*Exercise brief:* Repeat the data word for word, excluding every picture.

Data extracted from a collection

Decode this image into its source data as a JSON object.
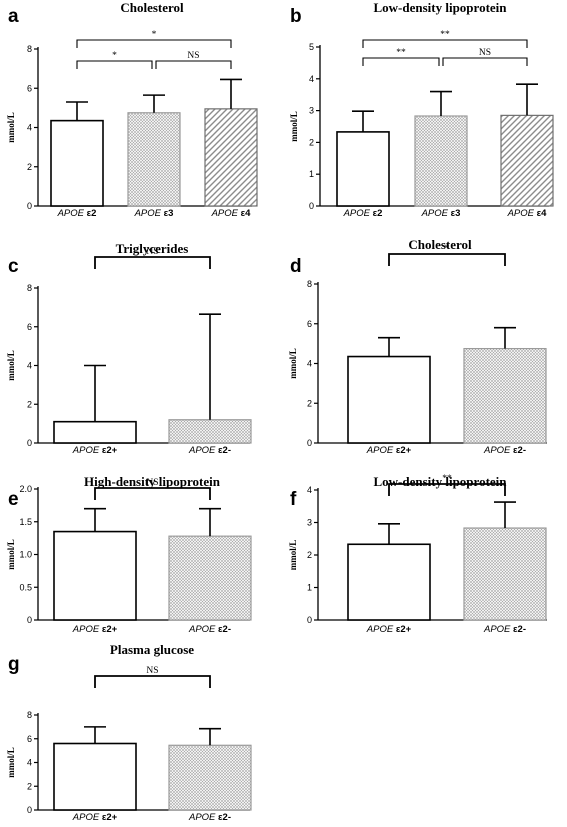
{
  "chart_data": [
    {
      "type": "bar",
      "panel": "a",
      "title": "Cholesterol",
      "ylabel": "mmol/L",
      "ylim": [
        0,
        8
      ],
      "yticks": [
        "0",
        "2",
        "4",
        "6",
        "8"
      ],
      "categories": [
        {
          "gene": "APOE",
          "allele": "ε2"
        },
        {
          "gene": "APOE",
          "allele": "ε3"
        },
        {
          "gene": "APOE",
          "allele": "ε4"
        }
      ],
      "values": [
        4.35,
        4.75,
        4.95
      ],
      "errors": [
        0.95,
        0.9,
        1.5
      ],
      "fills": [
        "white",
        "dots",
        "hatch"
      ],
      "significance": [
        {
          "from": 0,
          "to": 1,
          "label": "*",
          "level": 1
        },
        {
          "from": 1,
          "to": 2,
          "label": "NS",
          "level": 1
        },
        {
          "from": 0,
          "to": 2,
          "label": "*",
          "level": 2
        }
      ]
    },
    {
      "type": "bar",
      "panel": "b",
      "title": "Low-density lipoprotein",
      "ylabel": "mmol/L",
      "ylim": [
        0,
        5
      ],
      "yticks": [
        "0",
        "1",
        "2",
        "3",
        "4",
        "5"
      ],
      "categories": [
        {
          "gene": "APOE",
          "allele": "ε2"
        },
        {
          "gene": "APOE",
          "allele": "ε3"
        },
        {
          "gene": "APOE",
          "allele": "ε4"
        }
      ],
      "values": [
        2.33,
        2.83,
        2.85
      ],
      "errors": [
        0.65,
        0.77,
        0.98
      ],
      "fills": [
        "white",
        "dots",
        "hatch"
      ],
      "significance": [
        {
          "from": 0,
          "to": 1,
          "label": "**",
          "level": 1
        },
        {
          "from": 1,
          "to": 2,
          "label": "NS",
          "level": 1
        },
        {
          "from": 0,
          "to": 2,
          "label": "**",
          "level": 2
        }
      ]
    },
    {
      "type": "bar",
      "panel": "c",
      "title": "Triglycerides",
      "ylabel": "mmol/L",
      "ylim": [
        0,
        8
      ],
      "yticks": [
        "0",
        "2",
        "4",
        "6",
        "8"
      ],
      "categories": [
        {
          "gene": "APOE",
          "allele": "ε2+"
        },
        {
          "gene": "APOE",
          "allele": "ε2-"
        }
      ],
      "values": [
        1.1,
        1.2
      ],
      "errors": [
        2.9,
        5.45
      ],
      "fills": [
        "white",
        "dots"
      ],
      "significance": [
        {
          "from": 0,
          "to": 1,
          "label": "NS",
          "level": 1
        }
      ]
    },
    {
      "type": "bar",
      "panel": "d",
      "title": "Cholesterol",
      "ylabel": "mmol/L",
      "ylim": [
        0,
        8
      ],
      "yticks": [
        "0",
        "2",
        "4",
        "6",
        "8"
      ],
      "categories": [
        {
          "gene": "APOE",
          "allele": "ε2+"
        },
        {
          "gene": "APOE",
          "allele": "ε2-"
        }
      ],
      "values": [
        4.35,
        4.75
      ],
      "errors": [
        0.95,
        1.05
      ],
      "fills": [
        "white",
        "dots"
      ],
      "significance": [
        {
          "from": 0,
          "to": 1,
          "label": "*",
          "level": 1
        }
      ]
    },
    {
      "type": "bar",
      "panel": "e",
      "title": "High-density lipoprotein",
      "ylabel": "mmol/L",
      "ylim": [
        0,
        2.0
      ],
      "yticks": [
        "0",
        "0.5",
        "1.0",
        "1.5",
        "2.0"
      ],
      "categories": [
        {
          "gene": "APOE",
          "allele": "ε2+"
        },
        {
          "gene": "APOE",
          "allele": "ε2-"
        }
      ],
      "values": [
        1.35,
        1.28
      ],
      "errors": [
        0.35,
        0.42
      ],
      "fills": [
        "white",
        "dots"
      ],
      "significance": [
        {
          "from": 0,
          "to": 1,
          "label": "NS",
          "level": 1
        }
      ]
    },
    {
      "type": "bar",
      "panel": "f",
      "title": "Low-density lipoprotein",
      "ylabel": "mmol/L",
      "ylim": [
        0,
        4
      ],
      "yticks": [
        "0",
        "1",
        "2",
        "3",
        "4"
      ],
      "categories": [
        {
          "gene": "APOE",
          "allele": "ε2+"
        },
        {
          "gene": "APOE",
          "allele": "ε2-"
        }
      ],
      "values": [
        2.33,
        2.83
      ],
      "errors": [
        0.63,
        0.8
      ],
      "fills": [
        "white",
        "dots"
      ],
      "significance": [
        {
          "from": 0,
          "to": 1,
          "label": "**",
          "level": 1
        }
      ]
    },
    {
      "type": "bar",
      "panel": "g",
      "title": "Plasma glucose",
      "ylabel": "mmol/L",
      "ylim": [
        0,
        8
      ],
      "yticks": [
        "0",
        "2",
        "4",
        "6",
        "8"
      ],
      "categories": [
        {
          "gene": "APOE",
          "allele": "ε2+"
        },
        {
          "gene": "APOE",
          "allele": "ε2-"
        }
      ],
      "values": [
        5.6,
        5.45
      ],
      "errors": [
        1.4,
        1.4
      ],
      "fills": [
        "white",
        "dots"
      ],
      "significance": [
        {
          "from": 0,
          "to": 1,
          "label": "NS",
          "level": 1
        }
      ]
    }
  ]
}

*Answer section:*
Decode this image into its source data as a JSON object.
{
  "chart_data": [
    {
      "type": "bar",
      "panel": "a",
      "title": "Cholesterol",
      "ylabel": "mmol/L",
      "ylim": [
        0,
        8
      ],
      "yticks": [
        "0",
        "2",
        "4",
        "6",
        "8"
      ],
      "categories": [
        {
          "gene": "APOE",
          "allele": "ε2"
        },
        {
          "gene": "APOE",
          "allele": "ε3"
        },
        {
          "gene": "APOE",
          "allele": "ε4"
        }
      ],
      "values": [
        4.35,
        4.75,
        4.95
      ],
      "errors": [
        0.95,
        0.9,
        1.5
      ],
      "fills": [
        "white",
        "dots",
        "hatch"
      ],
      "significance": [
        {
          "from": 0,
          "to": 1,
          "label": "*",
          "level": 1
        },
        {
          "from": 1,
          "to": 2,
          "label": "NS",
          "level": 1
        },
        {
          "from": 0,
          "to": 2,
          "label": "*",
          "level": 2
        }
      ]
    },
    {
      "type": "bar",
      "panel": "b",
      "title": "Low-density lipoprotein",
      "ylabel": "mmol/L",
      "ylim": [
        0,
        5
      ],
      "yticks": [
        "0",
        "1",
        "2",
        "3",
        "4",
        "5"
      ],
      "categories": [
        {
          "gene": "APOE",
          "allele": "ε2"
        },
        {
          "gene": "APOE",
          "allele": "ε3"
        },
        {
          "gene": "APOE",
          "allele": "ε4"
        }
      ],
      "values": [
        2.33,
        2.83,
        2.85
      ],
      "errors": [
        0.65,
        0.77,
        0.98
      ],
      "fills": [
        "white",
        "dots",
        "hatch"
      ],
      "significance": [
        {
          "from": 0,
          "to": 1,
          "label": "**",
          "level": 1
        },
        {
          "from": 1,
          "to": 2,
          "label": "NS",
          "level": 1
        },
        {
          "from": 0,
          "to": 2,
          "label": "**",
          "level": 2
        }
      ]
    },
    {
      "type": "bar",
      "panel": "c",
      "title": "Triglycerides",
      "ylabel": "mmol/L",
      "ylim": [
        0,
        8
      ],
      "yticks": [
        "0",
        "2",
        "4",
        "6",
        "8"
      ],
      "categories": [
        {
          "gene": "APOE",
          "allele": "ε2+"
        },
        {
          "gene": "APOE",
          "allele": "ε2-"
        }
      ],
      "values": [
        1.1,
        1.2
      ],
      "errors": [
        2.9,
        5.45
      ],
      "fills": [
        "white",
        "dots"
      ],
      "significance": [
        {
          "from": 0,
          "to": 1,
          "label": "NS",
          "level": 1
        }
      ]
    },
    {
      "type": "bar",
      "panel": "d",
      "title": "Cholesterol",
      "ylabel": "mmol/L",
      "ylim": [
        0,
        8
      ],
      "yticks": [
        "0",
        "2",
        "4",
        "6",
        "8"
      ],
      "categories": [
        {
          "gene": "APOE",
          "allele": "ε2+"
        },
        {
          "gene": "APOE",
          "allele": "ε2-"
        }
      ],
      "values": [
        4.35,
        4.75
      ],
      "errors": [
        0.95,
        1.05
      ],
      "fills": [
        "white",
        "dots"
      ],
      "significance": [
        {
          "from": 0,
          "to": 1,
          "label": "*",
          "level": 1
        }
      ]
    },
    {
      "type": "bar",
      "panel": "e",
      "title": "High-density lipoprotein",
      "ylabel": "mmol/L",
      "ylim": [
        0,
        2.0
      ],
      "yticks": [
        "0",
        "0.5",
        "1.0",
        "1.5",
        "2.0"
      ],
      "categories": [
        {
          "gene": "APOE",
          "allele": "ε2+"
        },
        {
          "gene": "APOE",
          "allele": "ε2-"
        }
      ],
      "values": [
        1.35,
        1.28
      ],
      "errors": [
        0.35,
        0.42
      ],
      "fills": [
        "white",
        "dots"
      ],
      "significance": [
        {
          "from": 0,
          "to": 1,
          "label": "NS",
          "level": 1
        }
      ]
    },
    {
      "type": "bar",
      "panel": "f",
      "title": "Low-density lipoprotein",
      "ylabel": "mmol/L",
      "ylim": [
        0,
        4
      ],
      "yticks": [
        "0",
        "1",
        "2",
        "3",
        "4"
      ],
      "categories": [
        {
          "gene": "APOE",
          "allele": "ε2+"
        },
        {
          "gene": "APOE",
          "allele": "ε2-"
        }
      ],
      "values": [
        2.33,
        2.83
      ],
      "errors": [
        0.63,
        0.8
      ],
      "fills": [
        "white",
        "dots"
      ],
      "significance": [
        {
          "from": 0,
          "to": 1,
          "label": "**",
          "level": 1
        }
      ]
    },
    {
      "type": "bar",
      "panel": "g",
      "title": "Plasma glucose",
      "ylabel": "mmol/L",
      "ylim": [
        0,
        8
      ],
      "yticks": [
        "0",
        "2",
        "4",
        "6",
        "8"
      ],
      "categories": [
        {
          "gene": "APOE",
          "allele": "ε2+"
        },
        {
          "gene": "APOE",
          "allele": "ε2-"
        }
      ],
      "values": [
        5.6,
        5.45
      ],
      "errors": [
        1.4,
        1.4
      ],
      "fills": [
        "white",
        "dots"
      ],
      "significance": [
        {
          "from": 0,
          "to": 1,
          "label": "NS",
          "level": 1
        }
      ]
    }
  ]
}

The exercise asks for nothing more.